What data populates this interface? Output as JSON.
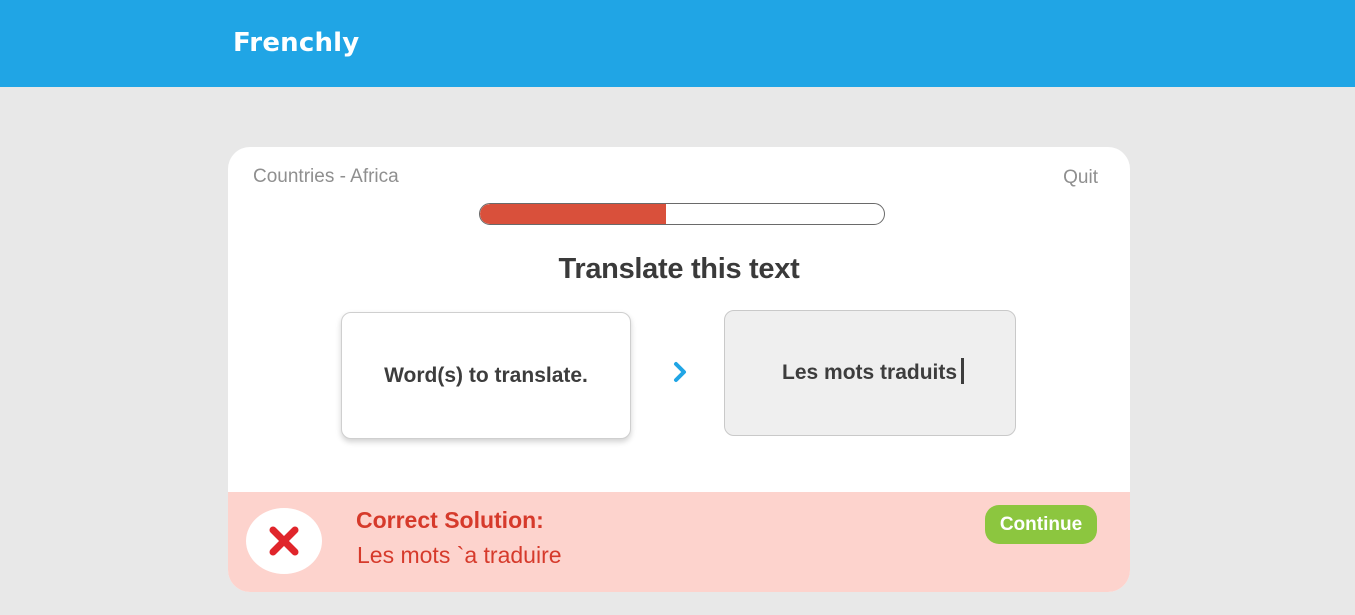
{
  "app": {
    "brand": "Frenchly",
    "brand_color": "#20a5e5"
  },
  "lesson": {
    "title": "Countries - Africa",
    "quit_label": "Quit",
    "progress": 0.46
  },
  "exercise": {
    "prompt": "Translate this text",
    "source_text": "Word(s) to translate.",
    "user_answer": "Les mots traduits",
    "arrow_icon": "chevron-right-icon"
  },
  "feedback": {
    "status": "incorrect",
    "status_icon": "close-icon",
    "title": "Correct Solution:",
    "solution": "Les mots `a traduire",
    "continue_label": "Continue",
    "error_color": "#d63a2b",
    "success_color": "#8cc63f"
  }
}
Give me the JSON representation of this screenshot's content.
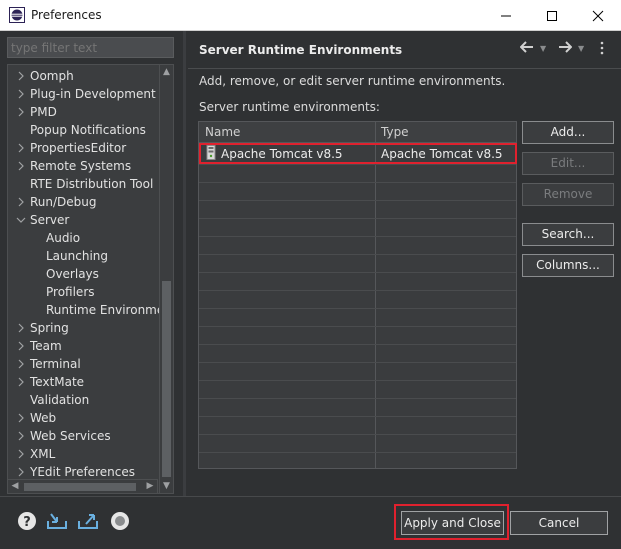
{
  "window": {
    "title": "Preferences"
  },
  "filter": {
    "placeholder": "type filter text"
  },
  "tree": {
    "items": [
      {
        "label": "Oomph",
        "expander": "collapsed",
        "indent": 0
      },
      {
        "label": "Plug-in Development",
        "expander": "collapsed",
        "indent": 0
      },
      {
        "label": "PMD",
        "expander": "collapsed",
        "indent": 0
      },
      {
        "label": "Popup Notifications",
        "expander": "none",
        "indent": 0
      },
      {
        "label": "PropertiesEditor",
        "expander": "collapsed",
        "indent": 0
      },
      {
        "label": "Remote Systems",
        "expander": "collapsed",
        "indent": 0
      },
      {
        "label": "RTE Distribution Tool",
        "expander": "none",
        "indent": 0
      },
      {
        "label": "Run/Debug",
        "expander": "collapsed",
        "indent": 0
      },
      {
        "label": "Server",
        "expander": "expanded",
        "indent": 0
      },
      {
        "label": "Audio",
        "expander": "none",
        "indent": 1
      },
      {
        "label": "Launching",
        "expander": "none",
        "indent": 1
      },
      {
        "label": "Overlays",
        "expander": "none",
        "indent": 1
      },
      {
        "label": "Profilers",
        "expander": "none",
        "indent": 1
      },
      {
        "label": "Runtime Environmen",
        "expander": "none",
        "indent": 1
      },
      {
        "label": "Spring",
        "expander": "collapsed",
        "indent": 0
      },
      {
        "label": "Team",
        "expander": "collapsed",
        "indent": 0
      },
      {
        "label": "Terminal",
        "expander": "collapsed",
        "indent": 0
      },
      {
        "label": "TextMate",
        "expander": "collapsed",
        "indent": 0
      },
      {
        "label": "Validation",
        "expander": "none",
        "indent": 0
      },
      {
        "label": "Web",
        "expander": "collapsed",
        "indent": 0
      },
      {
        "label": "Web Services",
        "expander": "collapsed",
        "indent": 0
      },
      {
        "label": "XML",
        "expander": "collapsed",
        "indent": 0
      },
      {
        "label": "YEdit Preferences",
        "expander": "collapsed",
        "indent": 0
      }
    ]
  },
  "page": {
    "title": "Server Runtime Environments",
    "description": "Add, remove, or edit server runtime environments.",
    "table_label": "Server runtime environments:",
    "columns": [
      "Name",
      "Type"
    ],
    "rows": [
      {
        "name": "Apache Tomcat v8.5",
        "type": "Apache Tomcat v8.5",
        "checked": true
      }
    ]
  },
  "buttons": {
    "add": "Add...",
    "edit": "Edit...",
    "remove": "Remove",
    "search": "Search...",
    "columns": "Columns...",
    "apply_close": "Apply and Close",
    "cancel": "Cancel"
  },
  "colors": {
    "highlight": "#e0212e",
    "background": "#2f3133"
  }
}
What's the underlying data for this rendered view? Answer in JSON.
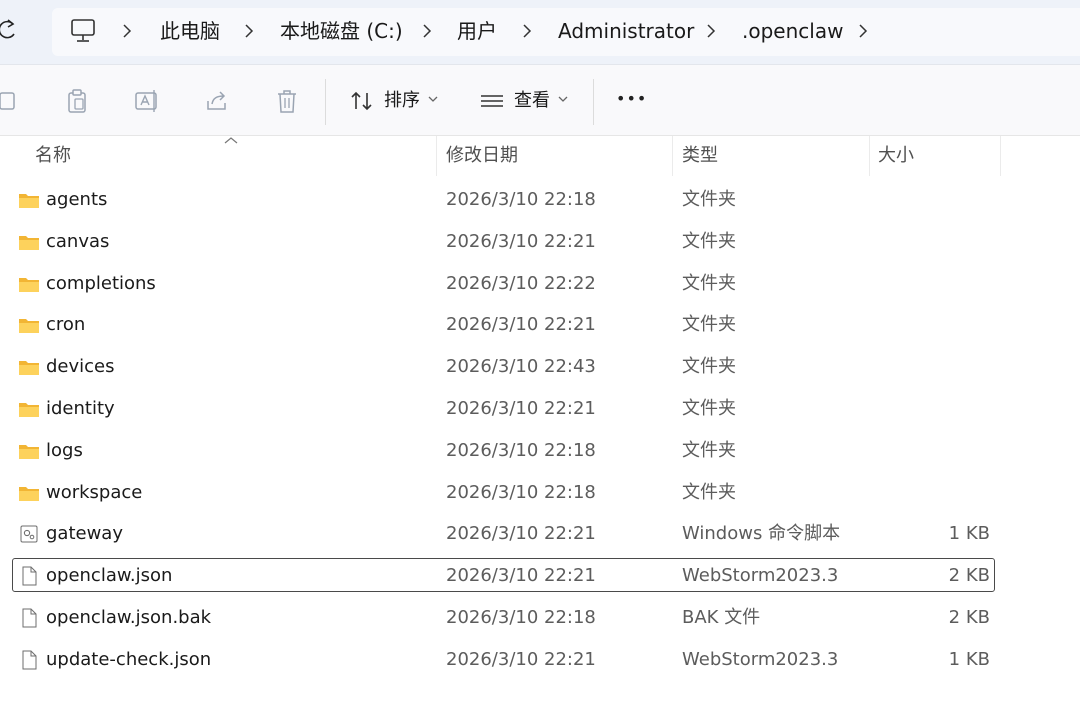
{
  "breadcrumb": [
    "此电脑",
    "本地磁盘 (C:)",
    "用户",
    "Administrator",
    ".openclaw"
  ],
  "toolbar": {
    "sort_label": "排序",
    "view_label": "查看",
    "more_label": "•••"
  },
  "columns": {
    "name": "名称",
    "modified": "修改日期",
    "type": "类型",
    "size": "大小"
  },
  "files": [
    {
      "icon": "folder-icon",
      "name": "agents",
      "modified": "2026/3/10 22:18",
      "type": "文件夹",
      "size": ""
    },
    {
      "icon": "folder-icon",
      "name": "canvas",
      "modified": "2026/3/10 22:21",
      "type": "文件夹",
      "size": ""
    },
    {
      "icon": "folder-icon",
      "name": "completions",
      "modified": "2026/3/10 22:22",
      "type": "文件夹",
      "size": ""
    },
    {
      "icon": "folder-icon",
      "name": "cron",
      "modified": "2026/3/10 22:21",
      "type": "文件夹",
      "size": ""
    },
    {
      "icon": "folder-icon",
      "name": "devices",
      "modified": "2026/3/10 22:43",
      "type": "文件夹",
      "size": ""
    },
    {
      "icon": "folder-icon",
      "name": "identity",
      "modified": "2026/3/10 22:21",
      "type": "文件夹",
      "size": ""
    },
    {
      "icon": "folder-icon",
      "name": "logs",
      "modified": "2026/3/10 22:18",
      "type": "文件夹",
      "size": ""
    },
    {
      "icon": "folder-icon",
      "name": "workspace",
      "modified": "2026/3/10 22:18",
      "type": "文件夹",
      "size": ""
    },
    {
      "icon": "script-file-icon",
      "name": "gateway",
      "modified": "2026/3/10 22:21",
      "type": "Windows 命令脚本",
      "size": "1 KB"
    },
    {
      "icon": "file-icon",
      "name": "openclaw.json",
      "modified": "2026/3/10 22:21",
      "type": "WebStorm2023.3",
      "size": "2 KB"
    },
    {
      "icon": "file-icon",
      "name": "openclaw.json.bak",
      "modified": "2026/3/10 22:18",
      "type": "BAK 文件",
      "size": "2 KB"
    },
    {
      "icon": "file-icon",
      "name": "update-check.json",
      "modified": "2026/3/10 22:21",
      "type": "WebStorm2023.3",
      "size": "1 KB"
    }
  ],
  "focused_file": "openclaw.json",
  "colors": {
    "folder": "#f8c74a",
    "address_bg": "#eef2f9",
    "focus_border": "#4a4a4a"
  }
}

> **Prompt**
Repeat the material above in full and exactly, omitting the pictures.

> **Exercise answer**
What data populates this interface? Output as JSON.
{
  "app": {
    "brand": "Frenchly",
    "brand_color": "#20a5e5"
  },
  "lesson": {
    "title": "Countries - Africa",
    "quit_label": "Quit",
    "progress": 0.46
  },
  "exercise": {
    "prompt": "Translate this text",
    "source_text": "Word(s) to translate.",
    "user_answer": "Les mots traduits",
    "arrow_icon": "chevron-right-icon"
  },
  "feedback": {
    "status": "incorrect",
    "status_icon": "close-icon",
    "title": "Correct Solution:",
    "solution": "Les mots `a traduire",
    "continue_label": "Continue",
    "error_color": "#d63a2b",
    "success_color": "#8cc63f"
  }
}
Give me the JSON representation of this screenshot's content.
{
  "window": {
    "title": "Preferences"
  },
  "filter": {
    "placeholder": "type filter text"
  },
  "tree": {
    "items": [
      {
        "label": "Oomph",
        "expander": "collapsed",
        "indent": 0
      },
      {
        "label": "Plug-in Development",
        "expander": "collapsed",
        "indent": 0
      },
      {
        "label": "PMD",
        "expander": "collapsed",
        "indent": 0
      },
      {
        "label": "Popup Notifications",
        "expander": "none",
        "indent": 0
      },
      {
        "label": "PropertiesEditor",
        "expander": "collapsed",
        "indent": 0
      },
      {
        "label": "Remote Systems",
        "expander": "collapsed",
        "indent": 0
      },
      {
        "label": "RTE Distribution Tool",
        "expander": "none",
        "indent": 0
      },
      {
        "label": "Run/Debug",
        "expander": "collapsed",
        "indent": 0
      },
      {
        "label": "Server",
        "expander": "expanded",
        "indent": 0
      },
      {
        "label": "Audio",
        "expander": "none",
        "indent": 1
      },
      {
        "label": "Launching",
        "expander": "none",
        "indent": 1
      },
      {
        "label": "Overlays",
        "expander": "none",
        "indent": 1
      },
      {
        "label": "Profilers",
        "expander": "none",
        "indent": 1
      },
      {
        "label": "Runtime Environmen",
        "expander": "none",
        "indent": 1
      },
      {
        "label": "Spring",
        "expander": "collapsed",
        "indent": 0
      },
      {
        "label": "Team",
        "expander": "collapsed",
        "indent": 0
      },
      {
        "label": "Terminal",
        "expander": "collapsed",
        "indent": 0
      },
      {
        "label": "TextMate",
        "expander": "collapsed",
        "indent": 0
      },
      {
        "label": "Validation",
        "expander": "none",
        "indent": 0
      },
      {
        "label": "Web",
        "expander": "collapsed",
        "indent": 0
      },
      {
        "label": "Web Services",
        "expander": "collapsed",
        "indent": 0
      },
      {
        "label": "XML",
        "expander": "collapsed",
        "indent": 0
      },
      {
        "label": "YEdit Preferences",
        "expander": "collapsed",
        "indent": 0
      }
    ]
  },
  "page": {
    "title": "Server Runtime Environments",
    "description": "Add, remove, or edit server runtime environments.",
    "table_label": "Server runtime environments:",
    "columns": [
      "Name",
      "Type"
    ],
    "rows": [
      {
        "name": "Apache Tomcat v8.5",
        "type": "Apache Tomcat v8.5",
        "checked": true
      }
    ]
  },
  "buttons": {
    "add": "Add...",
    "edit": "Edit...",
    "remove": "Remove",
    "search": "Search...",
    "columns": "Columns...",
    "apply_close": "Apply and Close",
    "cancel": "Cancel"
  },
  "colors": {
    "highlight": "#e0212e",
    "background": "#2f3133"
  }
}
What's the underlying data for this rendered view? Answer in JSON.
{
  "breadcrumb": [
    "此电脑",
    "本地磁盘 (C:)",
    "用户",
    "Administrator",
    ".openclaw"
  ],
  "toolbar": {
    "sort_label": "排序",
    "view_label": "查看",
    "more_label": "•••"
  },
  "columns": {
    "name": "名称",
    "modified": "修改日期",
    "type": "类型",
    "size": "大小"
  },
  "files": [
    {
      "icon": "folder-icon",
      "name": "agents",
      "modified": "2026/3/10 22:18",
      "type": "文件夹",
      "size": ""
    },
    {
      "icon": "folder-icon",
      "name": "canvas",
      "modified": "2026/3/10 22:21",
      "type": "文件夹",
      "size": ""
    },
    {
      "icon": "folder-icon",
      "name": "completions",
      "modified": "2026/3/10 22:22",
      "type": "文件夹",
      "size": ""
    },
    {
      "icon": "folder-icon",
      "name": "cron",
      "modified": "2026/3/10 22:21",
      "type": "文件夹",
      "size": ""
    },
    {
      "icon": "folder-icon",
      "name": "devices",
      "modified": "2026/3/10 22:43",
      "type": "文件夹",
      "size": ""
    },
    {
      "icon": "folder-icon",
      "name": "identity",
      "modified": "2026/3/10 22:21",
      "type": "文件夹",
      "size": ""
    },
    {
      "icon": "folder-icon",
      "name": "logs",
      "modified": "2026/3/10 22:18",
      "type": "文件夹",
      "size": ""
    },
    {
      "icon": "folder-icon",
      "name": "workspace",
      "modified": "2026/3/10 22:18",
      "type": "文件夹",
      "size": ""
    },
    {
      "icon": "script-file-icon",
      "name": "gateway",
      "modified": "2026/3/10 22:21",
      "type": "Windows 命令脚本",
      "size": "1 KB"
    },
    {
      "icon": "file-icon",
      "name": "openclaw.json",
      "modified": "2026/3/10 22:21",
      "type": "WebStorm2023.3",
      "size": "2 KB"
    },
    {
      "icon": "file-icon",
      "name": "openclaw.json.bak",
      "modified": "2026/3/10 22:18",
      "type": "BAK 文件",
      "size": "2 KB"
    },
    {
      "icon": "file-icon",
      "name": "update-check.json",
      "modified": "2026/3/10 22:21",
      "type": "WebStorm2023.3",
      "size": "1 KB"
    }
  ],
  "focused_file": "openclaw.json",
  "colors": {
    "folder": "#f8c74a",
    "address_bg": "#eef2f9",
    "focus_border": "#4a4a4a"
  }
}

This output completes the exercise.